### Records for the exercise
● ● ● ●
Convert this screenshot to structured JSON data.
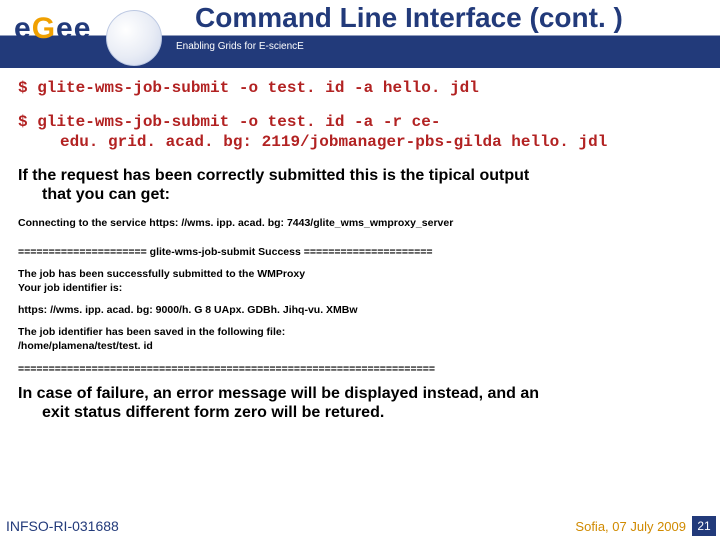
{
  "header": {
    "logo_letters": {
      "e1": "e",
      "g": "G",
      "e2": "e",
      "e3": "e"
    },
    "tagline": "Enabling Grids for E-sciencE",
    "title": "Command Line Interface (cont. )"
  },
  "commands": {
    "cmd1": "$ glite-wms-job-submit -o test. id -a hello. jdl",
    "cmd2_line1": "$ glite-wms-job-submit -o test. id -a -r ce-",
    "cmd2_line2": "edu. grid. acad. bg: 2119/jobmanager-pbs-gilda hello. jdl"
  },
  "body": {
    "intro_line1": "If the request has been correctly submitted this is the tipical output",
    "intro_line2": "that you can get:",
    "connect": "Connecting to the service https: //wms. ipp. acad. bg: 7443/glite_wms_wmproxy_server",
    "success_sep": "===================== glite-wms-job-submit Success =====================",
    "submitted1": "The job has been successfully submitted to the WMProxy",
    "submitted2": "Your job identifier is:",
    "jobid": "https: //wms. ipp. acad. bg: 9000/h. G 8 UApx. GDBh. Jihq-vu. XMBw",
    "saved1": "The job identifier has been saved in the following file:",
    "saved2": "/home/plamena/test/test. id",
    "dashsep": "====================================================================",
    "failure_line1": "In case of failure, an error message will be displayed instead, and an",
    "failure_line2": "exit status different form zero will be retured."
  },
  "footer": {
    "left": "INFSO-RI-031688",
    "right": "Sofia, 07 July 2009",
    "page": "21"
  }
}
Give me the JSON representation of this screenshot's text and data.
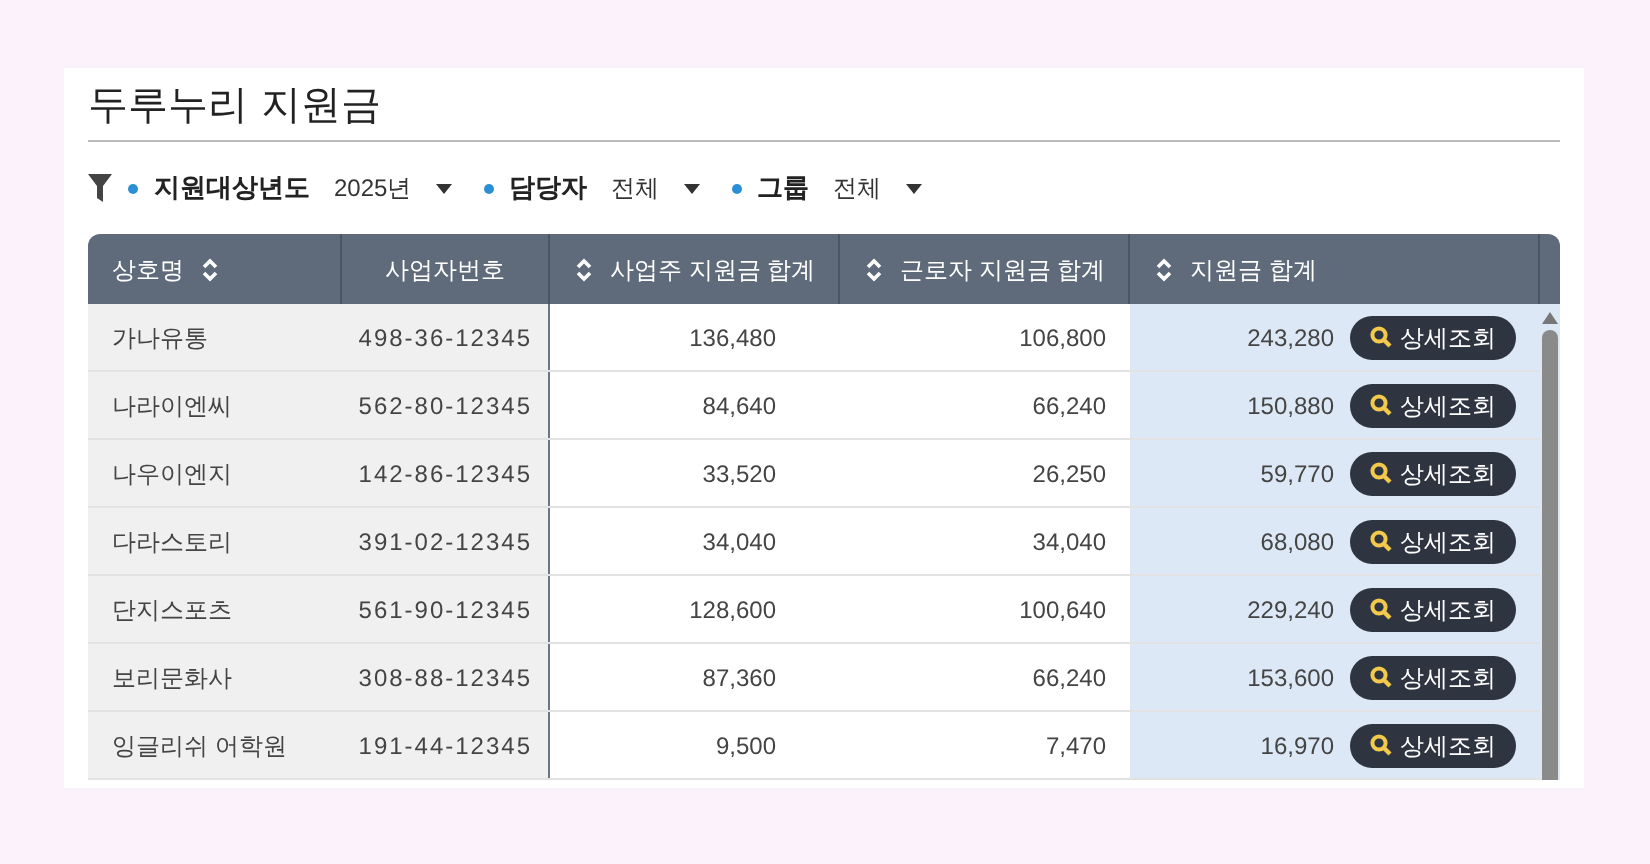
{
  "title": "두루누리 지원금",
  "filters": [
    {
      "label": "지원대상년도",
      "value": "2025년"
    },
    {
      "label": "담당자",
      "value": "전체"
    },
    {
      "label": "그룹",
      "value": "전체"
    }
  ],
  "table": {
    "columns": [
      {
        "label": "상호명",
        "kind": "trailingsort"
      },
      {
        "label": "사업자번호",
        "kind": "plain"
      },
      {
        "label": "사업주 지원금 합계",
        "kind": "leadingsort"
      },
      {
        "label": "근로자 지원금 합계",
        "kind": "leadingsort"
      },
      {
        "label": "지원금 합계",
        "kind": "leadingsort"
      }
    ],
    "rows": [
      {
        "cells": [
          "가나유통",
          "498-36-12345",
          "136,480",
          "106,800",
          "243,280"
        ],
        "button": "상세조회"
      },
      {
        "cells": [
          "나라이엔씨",
          "562-80-12345",
          "84,640",
          "66,240",
          "150,880"
        ],
        "button": "상세조회"
      },
      {
        "cells": [
          "나우이엔지",
          "142-86-12345",
          "33,520",
          "26,250",
          "59,770"
        ],
        "button": "상세조회"
      },
      {
        "cells": [
          "다라스토리",
          "391-02-12345",
          "34,040",
          "34,040",
          "68,080"
        ],
        "button": "상세조회"
      },
      {
        "cells": [
          "단지스포츠",
          "561-90-12345",
          "128,600",
          "100,640",
          "229,240"
        ],
        "button": "상세조회"
      },
      {
        "cells": [
          "보리문화사",
          "308-88-12345",
          "87,360",
          "66,240",
          "153,600"
        ],
        "button": "상세조회"
      },
      {
        "cells": [
          "잉글리쉬 어학원",
          "191-44-12345",
          "9,500",
          "7,470",
          "16,970"
        ],
        "button": "상세조회"
      }
    ]
  }
}
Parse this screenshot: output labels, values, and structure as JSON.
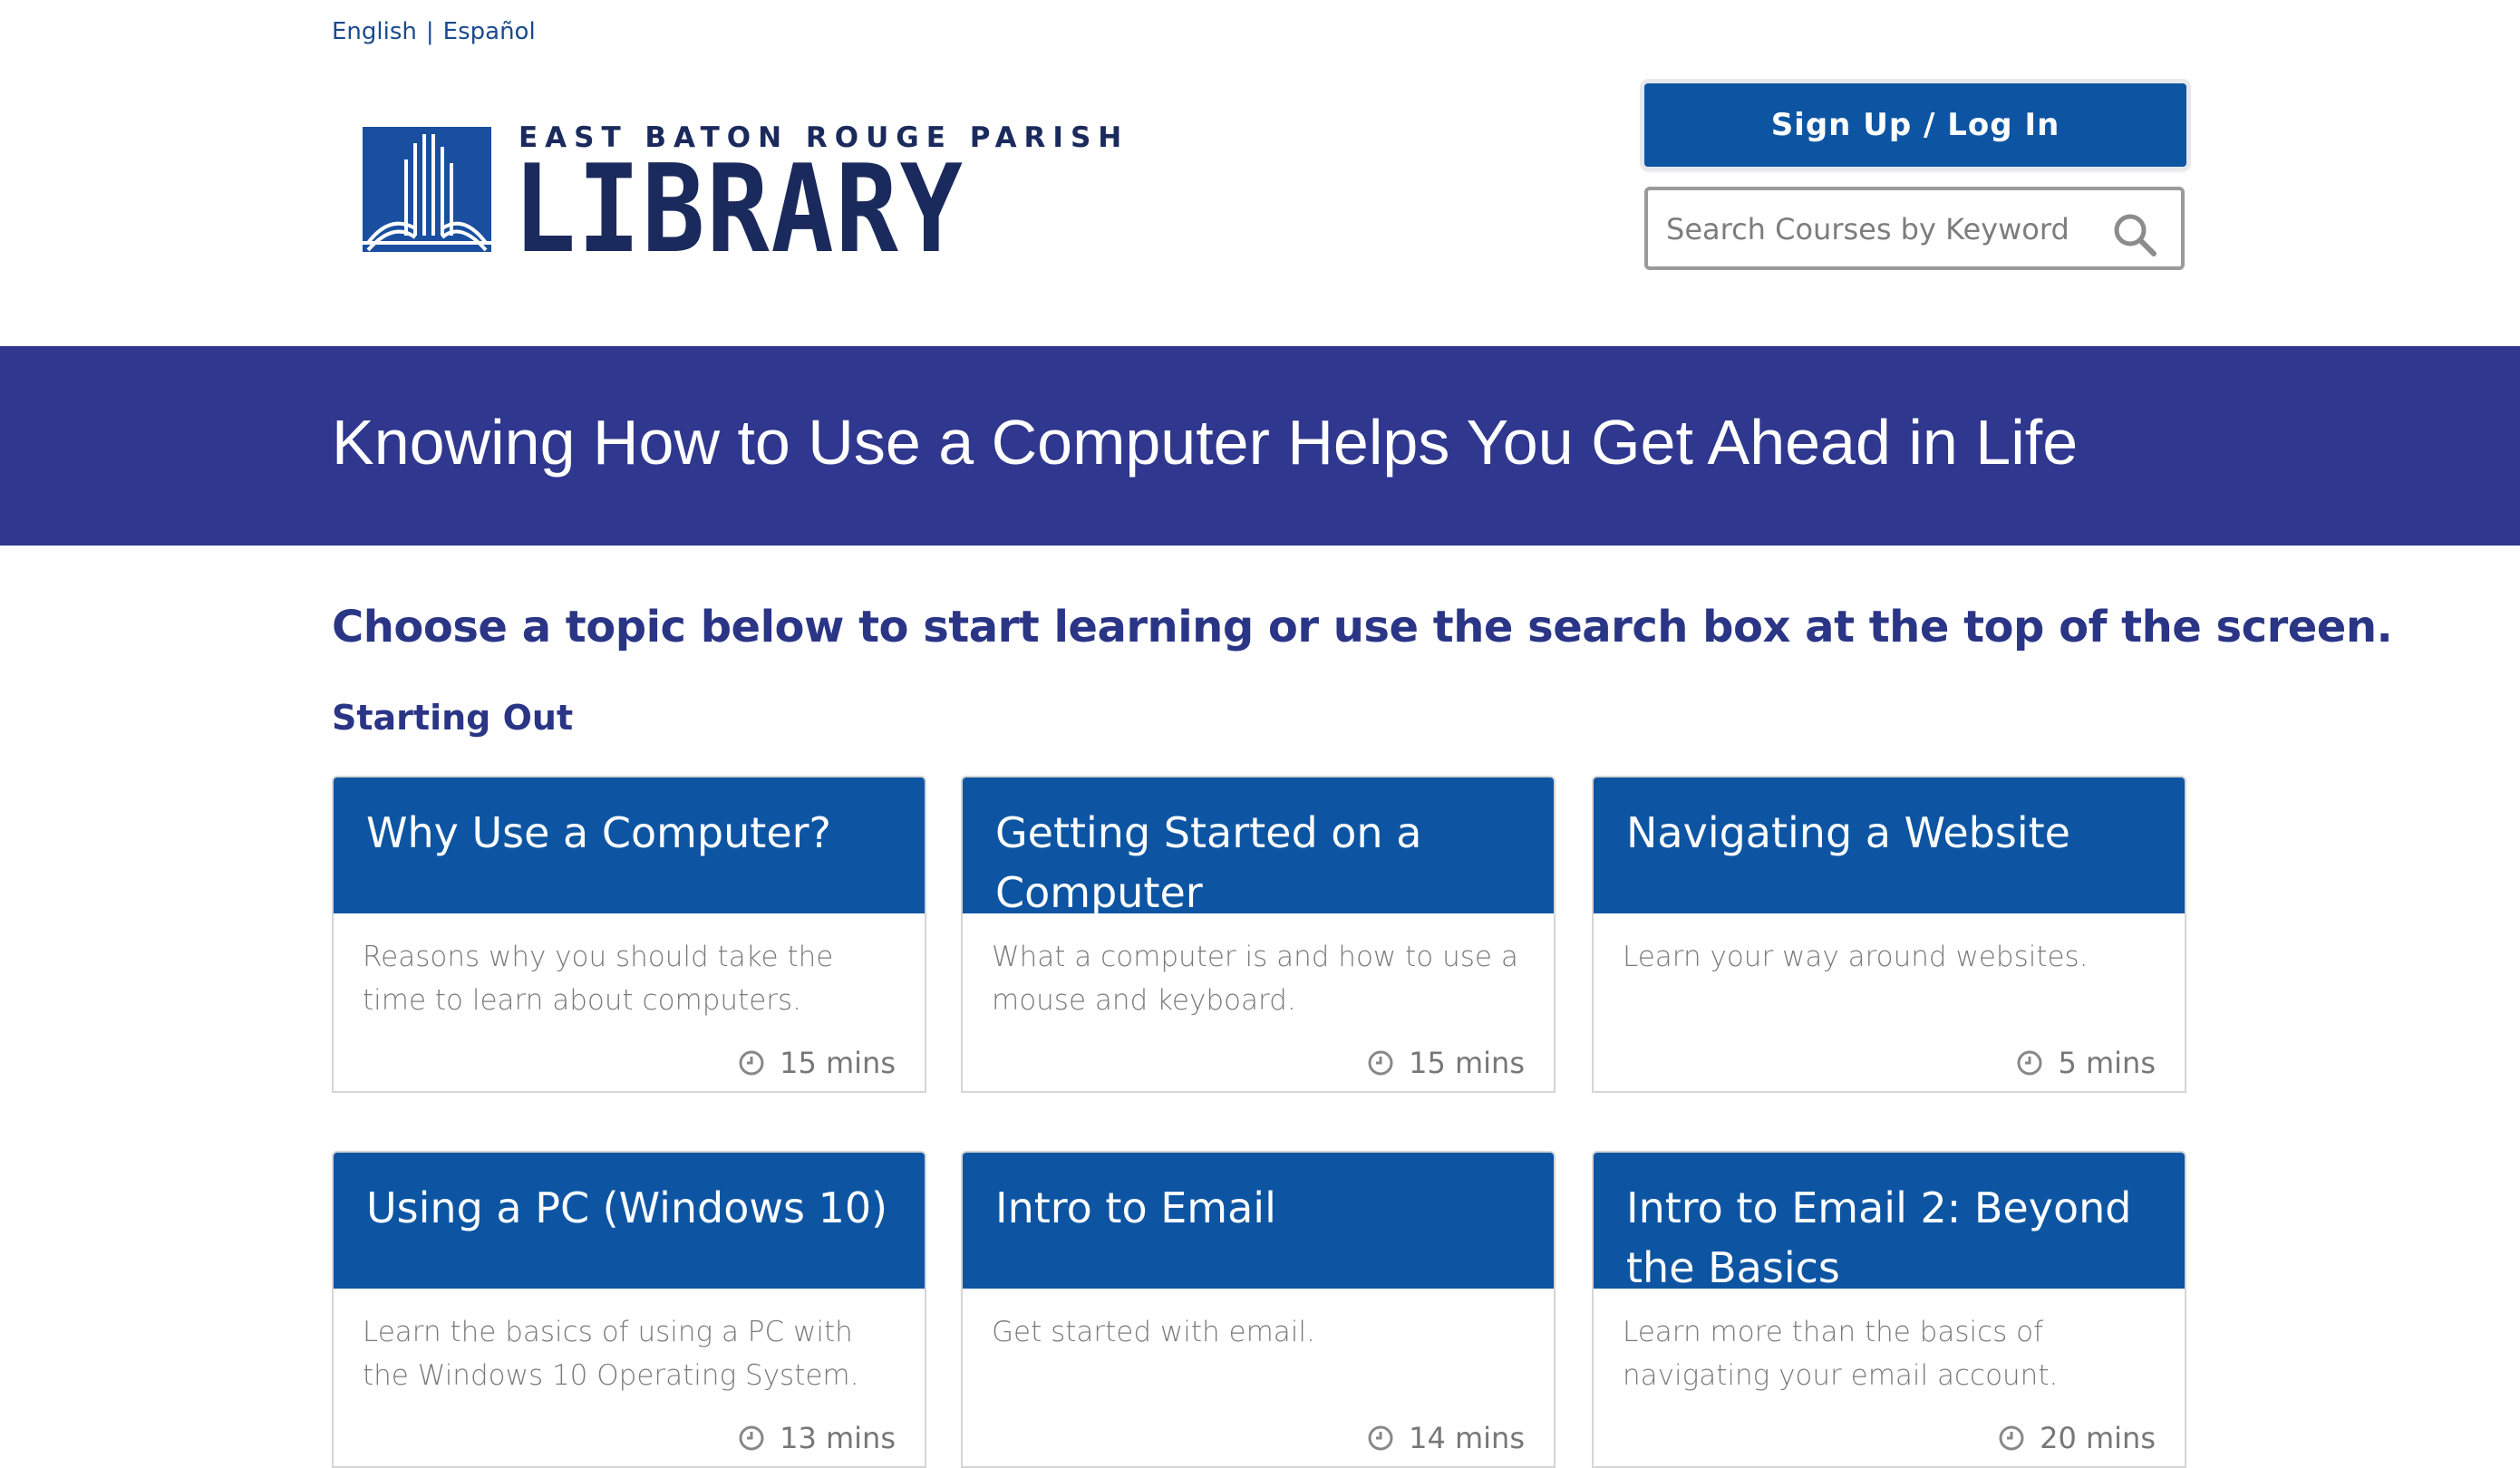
{
  "language": {
    "english": "English",
    "separator": "|",
    "spanish": "Español"
  },
  "logo": {
    "top_text": "EAST BATON ROUGE PARISH",
    "main_text": "LIBRARY"
  },
  "header": {
    "signup_label": "Sign Up / Log In",
    "search_placeholder": "Search Courses by Keyword",
    "search_icon": "search-icon"
  },
  "hero": {
    "title": "Knowing How to Use a Computer Helps You Get Ahead in Life"
  },
  "intro": "Choose a topic below to start learning or use the search box at the top of the screen.",
  "section": {
    "title": "Starting Out"
  },
  "colors": {
    "brand_blue": "#0d55a3",
    "hero_indigo": "#2f378e",
    "heading_navy": "#2a3586",
    "logo_navy": "#1b2a5c"
  },
  "courses": [
    {
      "title": "Why Use a Computer?",
      "description": "Reasons why you should take the time to learn about computers.",
      "duration": "15 mins"
    },
    {
      "title": "Getting Started on a Computer",
      "description": "What a computer is and how to use a mouse and keyboard.",
      "duration": "15 mins"
    },
    {
      "title": "Navigating a Website",
      "description": "Learn your way around websites.",
      "duration": "5 mins"
    },
    {
      "title": "Using a PC (Windows 10)",
      "description": "Learn the basics of using a PC with the Windows 10 Operating System.",
      "duration": "13 mins"
    },
    {
      "title": "Intro to Email",
      "description": "Get started with email.",
      "duration": "14 mins"
    },
    {
      "title": "Intro to Email 2: Beyond the Basics",
      "description": "Learn more than the basics of navigating your email account.",
      "duration": "20 mins"
    }
  ]
}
● ● ● ●
### Directions
Return all lines containing "identifier".

### Task response
    "submitted2": "Your job identifier is:",
    "saved1": "The job identifier has been saved in the following file:",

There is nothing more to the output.